## Start Records shown
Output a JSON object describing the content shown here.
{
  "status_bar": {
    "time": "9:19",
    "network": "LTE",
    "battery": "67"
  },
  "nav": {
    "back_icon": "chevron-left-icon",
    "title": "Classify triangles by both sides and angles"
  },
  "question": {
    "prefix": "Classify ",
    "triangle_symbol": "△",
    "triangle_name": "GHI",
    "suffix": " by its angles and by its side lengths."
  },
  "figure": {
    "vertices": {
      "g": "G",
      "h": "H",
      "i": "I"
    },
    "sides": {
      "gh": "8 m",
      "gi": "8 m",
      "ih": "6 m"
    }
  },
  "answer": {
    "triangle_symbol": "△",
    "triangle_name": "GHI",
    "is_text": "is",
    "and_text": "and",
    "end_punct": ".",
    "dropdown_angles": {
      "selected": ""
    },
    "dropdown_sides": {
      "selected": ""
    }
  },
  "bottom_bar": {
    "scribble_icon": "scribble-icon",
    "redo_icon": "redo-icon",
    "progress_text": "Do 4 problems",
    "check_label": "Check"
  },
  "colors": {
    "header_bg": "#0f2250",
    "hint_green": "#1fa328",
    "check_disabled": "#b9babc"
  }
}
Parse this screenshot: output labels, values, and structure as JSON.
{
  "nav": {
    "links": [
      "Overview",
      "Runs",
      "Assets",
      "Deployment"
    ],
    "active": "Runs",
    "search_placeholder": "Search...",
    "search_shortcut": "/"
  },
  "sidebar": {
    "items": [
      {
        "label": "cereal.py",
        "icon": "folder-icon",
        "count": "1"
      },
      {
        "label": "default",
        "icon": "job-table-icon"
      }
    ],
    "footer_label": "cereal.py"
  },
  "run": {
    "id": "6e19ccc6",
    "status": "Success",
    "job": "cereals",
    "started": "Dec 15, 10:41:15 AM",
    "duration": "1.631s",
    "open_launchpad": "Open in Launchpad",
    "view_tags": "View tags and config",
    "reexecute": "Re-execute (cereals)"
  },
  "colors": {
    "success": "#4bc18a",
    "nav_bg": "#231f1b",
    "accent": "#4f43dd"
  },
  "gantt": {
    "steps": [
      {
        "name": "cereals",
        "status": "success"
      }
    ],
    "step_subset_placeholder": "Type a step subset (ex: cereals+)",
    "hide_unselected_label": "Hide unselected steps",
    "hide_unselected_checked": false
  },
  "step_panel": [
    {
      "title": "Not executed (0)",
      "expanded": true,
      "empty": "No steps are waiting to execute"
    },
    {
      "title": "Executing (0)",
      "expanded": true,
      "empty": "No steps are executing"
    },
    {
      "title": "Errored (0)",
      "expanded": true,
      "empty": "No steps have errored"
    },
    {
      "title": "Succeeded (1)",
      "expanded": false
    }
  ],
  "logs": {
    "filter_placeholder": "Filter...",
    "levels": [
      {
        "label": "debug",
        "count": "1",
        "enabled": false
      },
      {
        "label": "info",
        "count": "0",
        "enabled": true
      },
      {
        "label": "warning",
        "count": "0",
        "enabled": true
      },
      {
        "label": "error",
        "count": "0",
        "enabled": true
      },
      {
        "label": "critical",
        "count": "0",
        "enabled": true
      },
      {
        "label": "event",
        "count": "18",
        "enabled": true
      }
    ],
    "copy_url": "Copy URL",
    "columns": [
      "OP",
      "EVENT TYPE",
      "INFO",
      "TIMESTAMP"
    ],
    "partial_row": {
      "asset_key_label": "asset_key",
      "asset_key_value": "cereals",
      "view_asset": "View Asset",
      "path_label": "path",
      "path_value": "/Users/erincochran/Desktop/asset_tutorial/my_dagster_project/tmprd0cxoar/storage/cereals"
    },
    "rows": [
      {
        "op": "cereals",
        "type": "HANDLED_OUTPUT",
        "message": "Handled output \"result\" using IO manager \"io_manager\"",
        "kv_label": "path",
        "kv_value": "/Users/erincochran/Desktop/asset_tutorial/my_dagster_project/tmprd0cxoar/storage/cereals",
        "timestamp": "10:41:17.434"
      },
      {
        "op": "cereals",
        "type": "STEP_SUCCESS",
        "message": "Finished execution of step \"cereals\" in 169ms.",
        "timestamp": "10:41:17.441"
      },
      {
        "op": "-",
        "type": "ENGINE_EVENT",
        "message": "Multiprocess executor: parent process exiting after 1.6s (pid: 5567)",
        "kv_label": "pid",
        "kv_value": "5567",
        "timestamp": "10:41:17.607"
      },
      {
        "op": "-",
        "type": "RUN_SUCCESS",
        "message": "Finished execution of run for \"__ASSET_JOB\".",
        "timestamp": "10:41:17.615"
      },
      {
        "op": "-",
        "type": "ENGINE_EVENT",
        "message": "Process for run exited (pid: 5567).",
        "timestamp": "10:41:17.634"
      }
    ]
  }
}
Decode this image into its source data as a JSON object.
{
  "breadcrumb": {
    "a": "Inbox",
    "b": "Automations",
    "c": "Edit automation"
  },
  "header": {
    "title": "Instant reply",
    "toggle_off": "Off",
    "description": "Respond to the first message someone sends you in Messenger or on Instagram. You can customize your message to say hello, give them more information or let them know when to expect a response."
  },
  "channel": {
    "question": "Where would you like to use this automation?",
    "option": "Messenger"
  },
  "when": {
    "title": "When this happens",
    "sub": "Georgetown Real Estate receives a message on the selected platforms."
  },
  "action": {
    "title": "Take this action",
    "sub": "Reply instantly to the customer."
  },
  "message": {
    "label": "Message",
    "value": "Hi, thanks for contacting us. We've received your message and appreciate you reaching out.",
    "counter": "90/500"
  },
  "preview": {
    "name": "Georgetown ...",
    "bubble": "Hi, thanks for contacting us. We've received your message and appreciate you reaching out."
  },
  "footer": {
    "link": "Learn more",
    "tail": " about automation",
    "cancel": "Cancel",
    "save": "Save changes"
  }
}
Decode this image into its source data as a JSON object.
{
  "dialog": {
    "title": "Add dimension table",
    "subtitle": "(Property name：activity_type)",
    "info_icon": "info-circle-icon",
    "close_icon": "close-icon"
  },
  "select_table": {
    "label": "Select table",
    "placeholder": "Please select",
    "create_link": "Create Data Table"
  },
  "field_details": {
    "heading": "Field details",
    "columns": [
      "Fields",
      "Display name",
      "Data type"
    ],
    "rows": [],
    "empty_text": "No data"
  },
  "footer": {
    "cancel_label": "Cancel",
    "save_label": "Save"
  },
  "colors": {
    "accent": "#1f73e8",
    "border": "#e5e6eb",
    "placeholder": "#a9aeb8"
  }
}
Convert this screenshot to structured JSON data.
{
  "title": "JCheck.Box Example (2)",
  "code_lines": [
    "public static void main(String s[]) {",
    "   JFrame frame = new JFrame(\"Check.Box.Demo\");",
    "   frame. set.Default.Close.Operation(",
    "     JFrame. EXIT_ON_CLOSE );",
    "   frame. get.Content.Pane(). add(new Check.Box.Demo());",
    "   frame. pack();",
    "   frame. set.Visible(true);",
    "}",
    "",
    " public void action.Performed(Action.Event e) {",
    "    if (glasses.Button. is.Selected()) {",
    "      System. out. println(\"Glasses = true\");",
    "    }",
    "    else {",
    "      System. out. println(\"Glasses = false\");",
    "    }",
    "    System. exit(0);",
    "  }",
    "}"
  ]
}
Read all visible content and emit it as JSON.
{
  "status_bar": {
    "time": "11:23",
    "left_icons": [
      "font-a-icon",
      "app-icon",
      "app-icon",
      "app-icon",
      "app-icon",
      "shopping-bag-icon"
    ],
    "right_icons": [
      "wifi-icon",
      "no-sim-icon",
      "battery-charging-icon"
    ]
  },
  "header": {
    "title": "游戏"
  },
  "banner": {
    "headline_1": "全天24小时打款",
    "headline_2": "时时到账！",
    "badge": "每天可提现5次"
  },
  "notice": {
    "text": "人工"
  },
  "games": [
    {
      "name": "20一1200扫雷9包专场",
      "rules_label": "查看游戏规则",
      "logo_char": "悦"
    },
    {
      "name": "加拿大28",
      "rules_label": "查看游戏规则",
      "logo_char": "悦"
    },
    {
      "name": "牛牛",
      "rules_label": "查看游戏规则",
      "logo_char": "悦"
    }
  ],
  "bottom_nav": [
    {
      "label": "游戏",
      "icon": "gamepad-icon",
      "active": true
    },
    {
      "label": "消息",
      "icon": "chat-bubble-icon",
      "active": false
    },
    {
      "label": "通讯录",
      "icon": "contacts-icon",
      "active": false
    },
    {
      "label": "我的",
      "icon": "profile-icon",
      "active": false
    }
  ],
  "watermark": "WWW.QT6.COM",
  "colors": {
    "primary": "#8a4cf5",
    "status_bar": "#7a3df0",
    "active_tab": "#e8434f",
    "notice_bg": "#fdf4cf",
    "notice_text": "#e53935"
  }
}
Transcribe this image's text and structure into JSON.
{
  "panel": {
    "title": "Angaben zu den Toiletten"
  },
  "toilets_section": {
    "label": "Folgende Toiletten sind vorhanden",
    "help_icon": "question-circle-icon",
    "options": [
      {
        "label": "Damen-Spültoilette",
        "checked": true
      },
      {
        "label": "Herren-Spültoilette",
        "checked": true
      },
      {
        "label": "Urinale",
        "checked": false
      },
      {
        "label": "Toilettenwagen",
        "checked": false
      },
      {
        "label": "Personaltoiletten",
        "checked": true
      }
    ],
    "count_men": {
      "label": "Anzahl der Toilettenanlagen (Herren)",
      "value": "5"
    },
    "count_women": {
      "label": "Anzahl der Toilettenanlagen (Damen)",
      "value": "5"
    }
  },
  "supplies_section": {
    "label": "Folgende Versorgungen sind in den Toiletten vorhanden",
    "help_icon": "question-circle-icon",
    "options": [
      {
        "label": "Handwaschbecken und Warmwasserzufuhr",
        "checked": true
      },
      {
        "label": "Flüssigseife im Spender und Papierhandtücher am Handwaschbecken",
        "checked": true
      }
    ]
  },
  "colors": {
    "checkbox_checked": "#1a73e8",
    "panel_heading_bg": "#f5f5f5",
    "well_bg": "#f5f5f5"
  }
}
## End Records shown
**What this task involves**. Find the lines with the string "Anzahl" and reproduce them.

**The output**.
      "label": "Anzahl der Toilettenanlagen (Herren)",
      "label": "Anzahl der Toilettenanlagen (Damen)",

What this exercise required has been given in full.